• Exercise goal: Pull out every line below containing the word "text".

Data records
--
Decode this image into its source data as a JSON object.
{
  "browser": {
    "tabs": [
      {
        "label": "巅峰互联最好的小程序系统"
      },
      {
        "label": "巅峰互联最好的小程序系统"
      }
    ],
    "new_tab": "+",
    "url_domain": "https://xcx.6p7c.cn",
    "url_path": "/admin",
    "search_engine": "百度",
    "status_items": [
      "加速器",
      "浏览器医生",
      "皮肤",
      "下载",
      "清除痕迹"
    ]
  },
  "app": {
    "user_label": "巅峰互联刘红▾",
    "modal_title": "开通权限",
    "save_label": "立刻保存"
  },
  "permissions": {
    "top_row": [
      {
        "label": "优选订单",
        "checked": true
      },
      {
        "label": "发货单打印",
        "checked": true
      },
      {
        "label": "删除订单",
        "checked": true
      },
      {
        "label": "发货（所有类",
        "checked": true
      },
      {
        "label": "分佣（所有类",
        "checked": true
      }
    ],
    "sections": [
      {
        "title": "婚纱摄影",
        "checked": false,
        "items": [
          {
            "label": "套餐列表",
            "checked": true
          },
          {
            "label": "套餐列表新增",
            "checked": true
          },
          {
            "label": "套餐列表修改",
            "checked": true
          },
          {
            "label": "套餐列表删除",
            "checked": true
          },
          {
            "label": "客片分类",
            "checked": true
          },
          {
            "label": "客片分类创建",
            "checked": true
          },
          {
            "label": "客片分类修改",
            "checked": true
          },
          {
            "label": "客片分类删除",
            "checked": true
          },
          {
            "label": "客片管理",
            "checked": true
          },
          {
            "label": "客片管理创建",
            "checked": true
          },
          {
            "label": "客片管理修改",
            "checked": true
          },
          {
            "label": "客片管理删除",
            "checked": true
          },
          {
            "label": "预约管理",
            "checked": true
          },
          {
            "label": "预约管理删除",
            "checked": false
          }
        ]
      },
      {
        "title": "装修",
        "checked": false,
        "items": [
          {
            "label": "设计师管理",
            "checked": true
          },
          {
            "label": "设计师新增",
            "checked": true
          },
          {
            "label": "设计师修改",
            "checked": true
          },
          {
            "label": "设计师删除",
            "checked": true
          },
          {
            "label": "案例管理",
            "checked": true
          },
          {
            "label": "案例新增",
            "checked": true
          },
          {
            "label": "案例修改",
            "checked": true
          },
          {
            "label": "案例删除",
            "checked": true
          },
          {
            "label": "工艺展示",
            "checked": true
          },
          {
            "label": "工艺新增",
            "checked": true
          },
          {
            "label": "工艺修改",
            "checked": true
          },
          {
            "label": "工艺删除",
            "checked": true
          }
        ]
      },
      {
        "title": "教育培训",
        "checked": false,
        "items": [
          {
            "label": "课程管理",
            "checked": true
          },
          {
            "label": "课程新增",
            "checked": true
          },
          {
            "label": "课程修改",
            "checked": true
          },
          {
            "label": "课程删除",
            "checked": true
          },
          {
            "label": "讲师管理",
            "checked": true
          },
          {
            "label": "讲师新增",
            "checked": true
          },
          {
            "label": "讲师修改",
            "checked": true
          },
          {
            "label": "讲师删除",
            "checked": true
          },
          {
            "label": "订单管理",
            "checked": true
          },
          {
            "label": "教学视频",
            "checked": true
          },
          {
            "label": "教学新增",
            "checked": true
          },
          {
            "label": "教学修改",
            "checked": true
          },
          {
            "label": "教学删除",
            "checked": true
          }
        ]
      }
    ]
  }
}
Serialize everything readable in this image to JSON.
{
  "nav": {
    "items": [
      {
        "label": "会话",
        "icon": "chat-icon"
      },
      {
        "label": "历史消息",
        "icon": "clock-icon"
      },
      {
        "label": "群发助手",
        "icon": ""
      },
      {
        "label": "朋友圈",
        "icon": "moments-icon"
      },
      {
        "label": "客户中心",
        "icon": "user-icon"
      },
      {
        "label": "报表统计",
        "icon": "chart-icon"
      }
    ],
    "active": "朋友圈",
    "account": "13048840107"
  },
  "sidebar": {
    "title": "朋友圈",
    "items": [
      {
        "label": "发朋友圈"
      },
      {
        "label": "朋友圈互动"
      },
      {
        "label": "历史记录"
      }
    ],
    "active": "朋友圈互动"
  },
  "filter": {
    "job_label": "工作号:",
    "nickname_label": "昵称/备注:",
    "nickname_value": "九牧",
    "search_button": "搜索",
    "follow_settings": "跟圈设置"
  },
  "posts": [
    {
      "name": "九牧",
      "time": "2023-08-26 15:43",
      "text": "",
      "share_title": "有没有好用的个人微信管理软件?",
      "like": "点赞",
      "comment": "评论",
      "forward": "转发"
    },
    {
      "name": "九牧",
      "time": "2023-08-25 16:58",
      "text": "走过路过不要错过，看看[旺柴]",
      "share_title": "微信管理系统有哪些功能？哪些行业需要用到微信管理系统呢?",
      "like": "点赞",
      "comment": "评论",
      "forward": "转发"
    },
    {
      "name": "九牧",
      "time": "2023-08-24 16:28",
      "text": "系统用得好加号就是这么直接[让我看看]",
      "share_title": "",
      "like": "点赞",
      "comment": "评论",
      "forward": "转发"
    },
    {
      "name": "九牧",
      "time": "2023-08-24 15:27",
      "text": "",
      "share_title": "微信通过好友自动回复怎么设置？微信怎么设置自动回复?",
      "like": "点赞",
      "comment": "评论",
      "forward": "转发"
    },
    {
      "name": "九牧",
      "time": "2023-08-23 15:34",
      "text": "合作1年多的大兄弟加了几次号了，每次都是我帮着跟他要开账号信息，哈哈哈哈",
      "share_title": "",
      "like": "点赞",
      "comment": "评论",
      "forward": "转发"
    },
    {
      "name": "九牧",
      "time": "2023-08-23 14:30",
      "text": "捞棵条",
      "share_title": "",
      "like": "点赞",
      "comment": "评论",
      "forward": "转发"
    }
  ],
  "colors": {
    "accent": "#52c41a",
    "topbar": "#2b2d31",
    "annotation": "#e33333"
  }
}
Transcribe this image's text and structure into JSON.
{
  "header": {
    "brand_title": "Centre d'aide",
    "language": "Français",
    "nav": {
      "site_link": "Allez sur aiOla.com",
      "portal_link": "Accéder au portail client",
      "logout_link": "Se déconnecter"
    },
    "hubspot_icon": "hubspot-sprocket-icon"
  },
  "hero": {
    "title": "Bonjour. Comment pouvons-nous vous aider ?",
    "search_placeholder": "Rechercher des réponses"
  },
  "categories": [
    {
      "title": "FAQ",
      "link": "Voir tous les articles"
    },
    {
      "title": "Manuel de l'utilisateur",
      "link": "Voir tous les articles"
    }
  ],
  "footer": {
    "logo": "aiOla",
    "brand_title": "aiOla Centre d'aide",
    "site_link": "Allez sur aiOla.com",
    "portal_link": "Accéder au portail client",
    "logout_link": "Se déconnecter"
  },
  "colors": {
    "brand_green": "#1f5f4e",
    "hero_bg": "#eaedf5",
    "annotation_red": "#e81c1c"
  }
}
--
• Completed task:
      "text": "",
      "text": "走过路过不要错过，看看[旺柴]",
      "text": "系统用得好加号就是这么直接[让我看看]",
      "text": "",
      "text": "合作1年多的大兄弟加了几次号了，每次都是我帮着跟他要开账号信息，哈哈哈哈",
      "text": "捞棵条",
Transcribe this image's text and structure into JSON.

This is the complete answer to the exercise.